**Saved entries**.

--- Begin ---

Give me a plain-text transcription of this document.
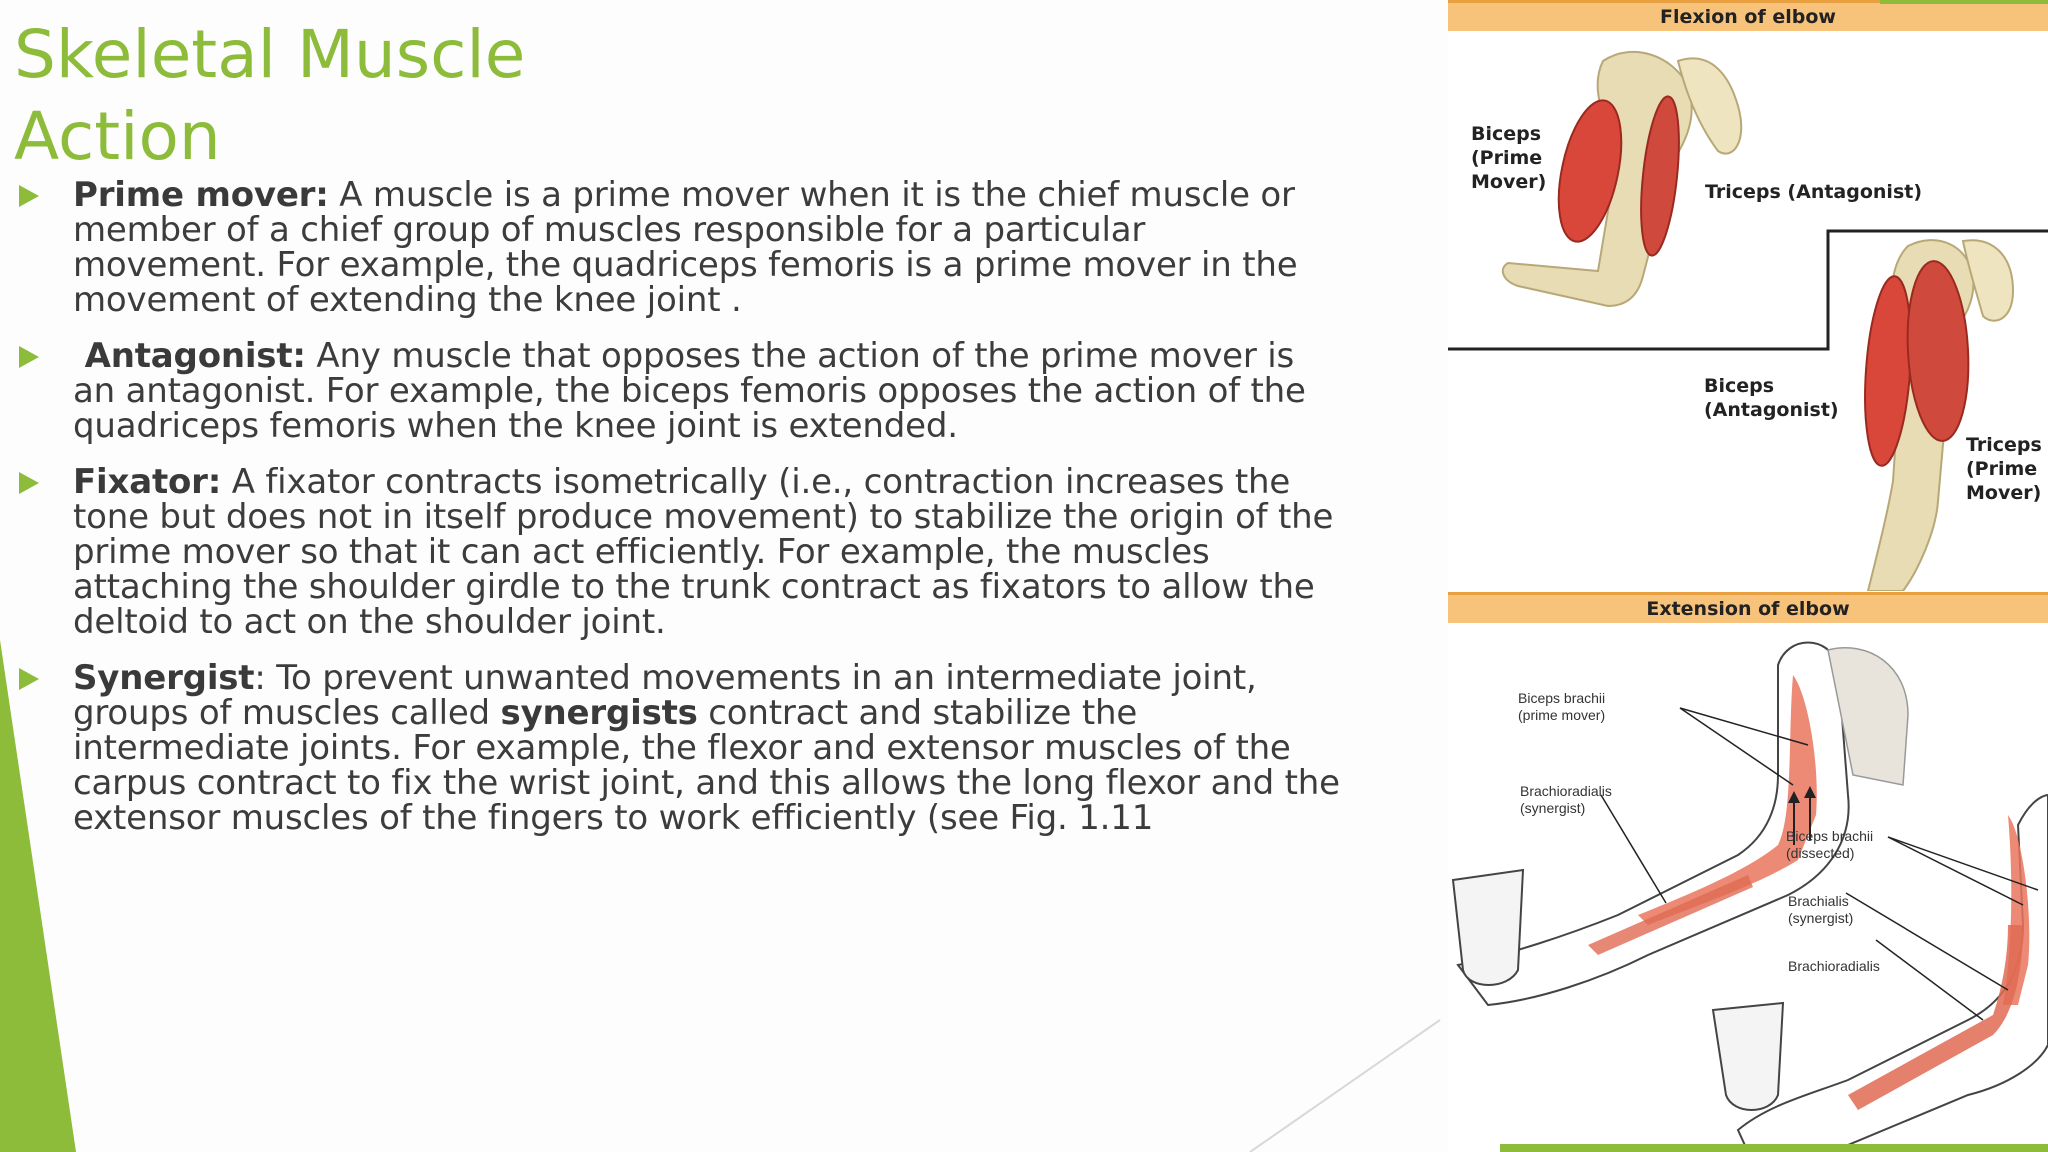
Skeletal Muscle
Action
Prime mover: A muscle is a prime mover when it is the chief muscle or member of a chief group of muscles responsible for a particular movement. For example, the quadriceps femoris is a prime mover in the movement of extending the knee joint .
Antagonist: Any muscle that opposes the action of the prime mover is an antagonist. For example, the biceps femoris opposes the action of the quadriceps femoris when the knee joint is extended.
Fixator: A fixator contracts isometrically (i.e., contraction increases the tone but does not in itself produce movement) to stabilize the origin of the prime mover so that it can act efficiently. For example, the muscles attaching the shoulder girdle to the trunk contract as fixators to allow the deltoid to act on the shoulder joint.
Synergist: To prevent unwanted movements in an intermediate joint, groups of muscles called synergists contract and stabilize the intermediate joints. For example, the flexor and extensor muscles of the carpus contract to fix the wrist joint, and this allows the long flexor and the extensor muscles of the fingers to work efficiently (see Fig. 1.11
Flexion of elbow
Biceps
(Prime
Mover)	Triceps (Antagonist)
Biceps
(Antagonist)
Triceps
(Prime
Mover)
Extension of elbow
Biceps brachii
(prime mover)
Brachioradialis
(synergist)
Biceps brachii
(dissected)
Brachialis
(synergist)
Brachioradialis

--- End ---

**Exercise objective**.
Check every line of the data, and copy the ones that contain "Antagonist".

**Output for this task**.
Antagonist: Any muscle that opposes the action of the prime mover is an antagonist. For example, the biceps femoris opposes the action of the quadriceps femoris when the knee joint is extended.
Mover)	Triceps (Antagonist)
(Antagonist)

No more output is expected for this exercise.